§ **WRITTEN EXERCISE**: In the records below, tally every line containing "ügyintéző". Report only the total.

§ **Recorded data**:
━━━━━━
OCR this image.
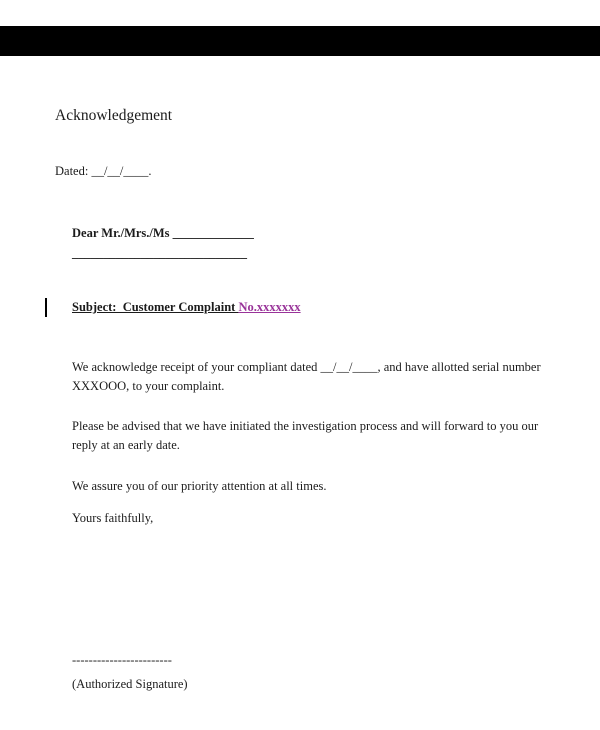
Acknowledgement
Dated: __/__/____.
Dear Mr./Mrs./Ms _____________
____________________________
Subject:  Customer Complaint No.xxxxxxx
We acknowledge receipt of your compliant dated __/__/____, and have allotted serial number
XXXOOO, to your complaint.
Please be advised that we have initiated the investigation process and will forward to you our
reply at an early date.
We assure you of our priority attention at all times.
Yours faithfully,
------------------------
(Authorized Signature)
━━━━━━
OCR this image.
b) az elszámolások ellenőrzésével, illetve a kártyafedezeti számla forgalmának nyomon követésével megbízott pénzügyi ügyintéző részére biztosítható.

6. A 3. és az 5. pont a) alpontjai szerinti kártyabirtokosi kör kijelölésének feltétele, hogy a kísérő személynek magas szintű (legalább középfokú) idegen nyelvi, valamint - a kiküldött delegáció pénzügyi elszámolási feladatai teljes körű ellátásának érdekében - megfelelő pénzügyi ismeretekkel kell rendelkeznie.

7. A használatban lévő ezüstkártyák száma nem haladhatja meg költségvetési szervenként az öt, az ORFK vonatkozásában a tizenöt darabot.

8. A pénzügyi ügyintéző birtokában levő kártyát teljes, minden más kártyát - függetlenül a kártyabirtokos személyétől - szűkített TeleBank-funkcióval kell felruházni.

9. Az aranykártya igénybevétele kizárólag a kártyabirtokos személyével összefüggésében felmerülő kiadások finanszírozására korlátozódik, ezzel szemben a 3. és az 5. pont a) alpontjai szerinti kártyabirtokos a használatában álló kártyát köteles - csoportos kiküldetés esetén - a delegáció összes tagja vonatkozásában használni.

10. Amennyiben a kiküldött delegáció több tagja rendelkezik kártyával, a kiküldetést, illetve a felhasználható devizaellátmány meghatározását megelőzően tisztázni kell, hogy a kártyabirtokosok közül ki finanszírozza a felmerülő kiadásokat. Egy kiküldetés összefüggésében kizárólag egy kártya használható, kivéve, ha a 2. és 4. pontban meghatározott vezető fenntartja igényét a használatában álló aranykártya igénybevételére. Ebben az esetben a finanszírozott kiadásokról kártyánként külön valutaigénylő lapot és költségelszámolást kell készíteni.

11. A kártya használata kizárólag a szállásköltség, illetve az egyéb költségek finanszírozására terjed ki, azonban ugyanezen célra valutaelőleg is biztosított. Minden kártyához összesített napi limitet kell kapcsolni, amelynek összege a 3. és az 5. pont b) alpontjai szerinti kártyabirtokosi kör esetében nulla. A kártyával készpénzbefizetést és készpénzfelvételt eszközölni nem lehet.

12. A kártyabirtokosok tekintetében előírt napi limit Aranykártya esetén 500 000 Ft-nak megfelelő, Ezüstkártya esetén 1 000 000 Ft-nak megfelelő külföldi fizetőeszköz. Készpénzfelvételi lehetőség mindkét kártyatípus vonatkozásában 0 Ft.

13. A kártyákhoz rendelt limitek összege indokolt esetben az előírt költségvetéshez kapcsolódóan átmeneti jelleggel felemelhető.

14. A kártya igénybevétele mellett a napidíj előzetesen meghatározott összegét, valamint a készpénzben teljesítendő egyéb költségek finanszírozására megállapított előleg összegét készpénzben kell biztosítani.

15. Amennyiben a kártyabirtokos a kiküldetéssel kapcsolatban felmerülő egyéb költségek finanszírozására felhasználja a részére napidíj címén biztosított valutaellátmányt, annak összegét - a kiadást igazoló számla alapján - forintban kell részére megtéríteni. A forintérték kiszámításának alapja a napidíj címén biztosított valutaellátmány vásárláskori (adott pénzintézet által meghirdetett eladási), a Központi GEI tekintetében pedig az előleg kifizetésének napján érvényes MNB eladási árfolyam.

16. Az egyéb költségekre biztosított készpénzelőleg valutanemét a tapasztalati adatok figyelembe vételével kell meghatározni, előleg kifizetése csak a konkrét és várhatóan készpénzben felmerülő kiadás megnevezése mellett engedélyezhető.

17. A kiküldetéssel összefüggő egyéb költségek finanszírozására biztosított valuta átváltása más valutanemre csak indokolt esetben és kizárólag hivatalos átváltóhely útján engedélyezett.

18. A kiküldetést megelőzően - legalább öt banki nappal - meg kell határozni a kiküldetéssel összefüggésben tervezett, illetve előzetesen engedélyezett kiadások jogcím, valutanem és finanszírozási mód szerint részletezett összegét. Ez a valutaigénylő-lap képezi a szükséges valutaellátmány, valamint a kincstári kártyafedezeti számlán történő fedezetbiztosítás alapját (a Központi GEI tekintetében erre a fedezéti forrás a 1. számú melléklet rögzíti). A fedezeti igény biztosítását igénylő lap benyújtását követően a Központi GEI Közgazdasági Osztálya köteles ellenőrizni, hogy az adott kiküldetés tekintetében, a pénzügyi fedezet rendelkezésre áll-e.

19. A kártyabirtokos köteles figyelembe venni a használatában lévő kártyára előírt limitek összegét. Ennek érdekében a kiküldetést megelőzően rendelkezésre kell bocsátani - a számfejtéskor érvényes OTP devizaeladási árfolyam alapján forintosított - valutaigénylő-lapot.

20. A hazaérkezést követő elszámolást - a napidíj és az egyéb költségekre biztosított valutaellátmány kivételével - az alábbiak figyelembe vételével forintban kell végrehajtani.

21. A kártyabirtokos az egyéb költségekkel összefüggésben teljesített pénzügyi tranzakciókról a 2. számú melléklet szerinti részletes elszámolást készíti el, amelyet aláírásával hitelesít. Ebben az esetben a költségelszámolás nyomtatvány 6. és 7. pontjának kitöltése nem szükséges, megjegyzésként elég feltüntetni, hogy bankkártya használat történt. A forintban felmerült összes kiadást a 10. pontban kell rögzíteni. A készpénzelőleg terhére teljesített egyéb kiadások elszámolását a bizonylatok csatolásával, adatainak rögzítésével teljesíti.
━━━━━━
§ **EXPECTED ANSWER**: 2